Pull every line that holds the word "premium" from the entries.

Extracted data entries
--------------------------------

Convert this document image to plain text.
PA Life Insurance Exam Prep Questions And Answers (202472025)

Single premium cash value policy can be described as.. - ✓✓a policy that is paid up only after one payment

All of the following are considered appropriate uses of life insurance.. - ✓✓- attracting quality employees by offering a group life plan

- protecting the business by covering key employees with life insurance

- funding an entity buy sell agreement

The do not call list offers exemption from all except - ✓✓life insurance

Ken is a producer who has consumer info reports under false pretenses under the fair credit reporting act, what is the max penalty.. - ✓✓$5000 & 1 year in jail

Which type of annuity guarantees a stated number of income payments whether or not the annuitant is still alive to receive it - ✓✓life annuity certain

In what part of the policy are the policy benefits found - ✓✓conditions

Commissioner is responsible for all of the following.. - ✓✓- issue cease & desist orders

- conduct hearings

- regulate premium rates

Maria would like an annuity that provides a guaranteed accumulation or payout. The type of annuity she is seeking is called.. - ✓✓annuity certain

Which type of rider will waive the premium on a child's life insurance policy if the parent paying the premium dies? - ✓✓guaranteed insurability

--------------------------------

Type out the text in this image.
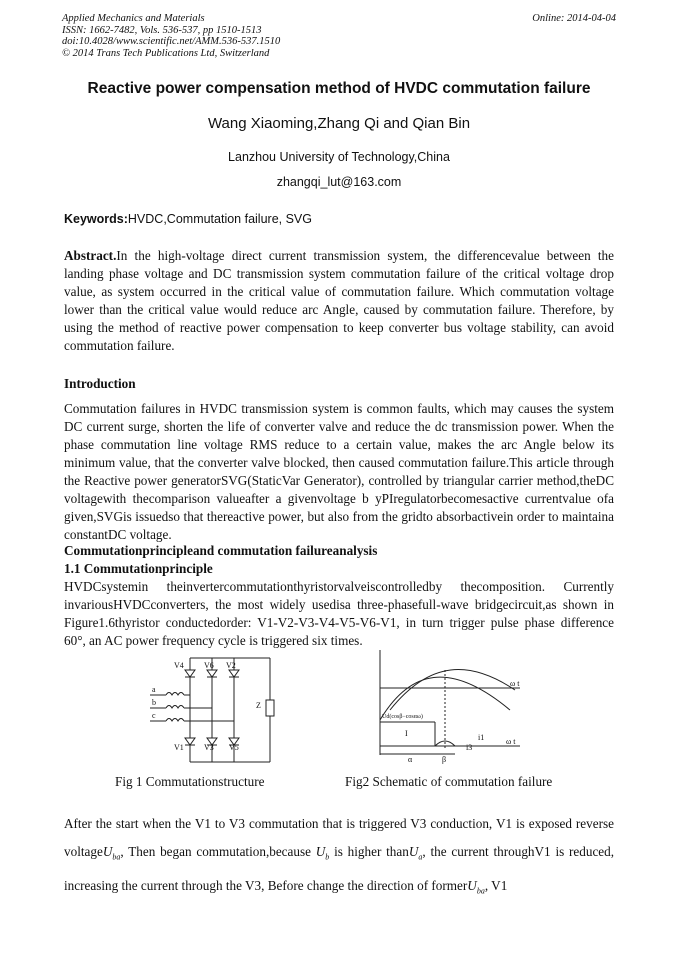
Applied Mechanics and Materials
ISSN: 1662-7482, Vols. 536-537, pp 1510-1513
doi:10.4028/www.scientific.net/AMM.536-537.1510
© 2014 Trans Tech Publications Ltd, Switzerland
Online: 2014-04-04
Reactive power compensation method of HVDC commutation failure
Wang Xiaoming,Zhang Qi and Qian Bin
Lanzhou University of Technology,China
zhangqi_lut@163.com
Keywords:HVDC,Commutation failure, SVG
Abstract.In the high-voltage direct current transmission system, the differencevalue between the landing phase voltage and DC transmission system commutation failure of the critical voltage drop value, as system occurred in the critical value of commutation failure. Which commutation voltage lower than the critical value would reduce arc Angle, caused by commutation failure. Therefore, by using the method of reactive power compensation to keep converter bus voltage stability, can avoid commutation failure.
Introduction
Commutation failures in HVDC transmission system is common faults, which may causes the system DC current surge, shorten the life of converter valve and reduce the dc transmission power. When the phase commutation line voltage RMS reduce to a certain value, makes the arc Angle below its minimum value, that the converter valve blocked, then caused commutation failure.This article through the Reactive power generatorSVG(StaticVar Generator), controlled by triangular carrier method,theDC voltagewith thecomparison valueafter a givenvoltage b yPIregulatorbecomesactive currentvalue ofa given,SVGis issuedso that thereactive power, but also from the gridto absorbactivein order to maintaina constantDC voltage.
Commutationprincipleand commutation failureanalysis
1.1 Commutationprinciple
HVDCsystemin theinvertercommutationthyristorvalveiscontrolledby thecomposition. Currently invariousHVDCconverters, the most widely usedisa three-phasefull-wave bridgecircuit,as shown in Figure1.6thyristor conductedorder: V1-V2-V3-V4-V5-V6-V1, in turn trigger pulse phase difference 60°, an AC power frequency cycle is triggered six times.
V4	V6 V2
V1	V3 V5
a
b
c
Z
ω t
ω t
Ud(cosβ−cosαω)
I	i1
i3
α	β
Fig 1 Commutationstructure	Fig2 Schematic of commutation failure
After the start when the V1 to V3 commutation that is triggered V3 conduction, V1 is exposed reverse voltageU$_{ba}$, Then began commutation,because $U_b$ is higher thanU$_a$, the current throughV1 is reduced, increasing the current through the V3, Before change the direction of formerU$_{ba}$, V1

--------------------------------

Solution for this task
Single premium cash value policy can be described as.. - ✓✓a policy that is paid up only after one payment
- regulate premium rates
Which type of rider will waive the premium on a child's life insurance policy if the parent paying the premium dies? - ✓✓guaranteed insurability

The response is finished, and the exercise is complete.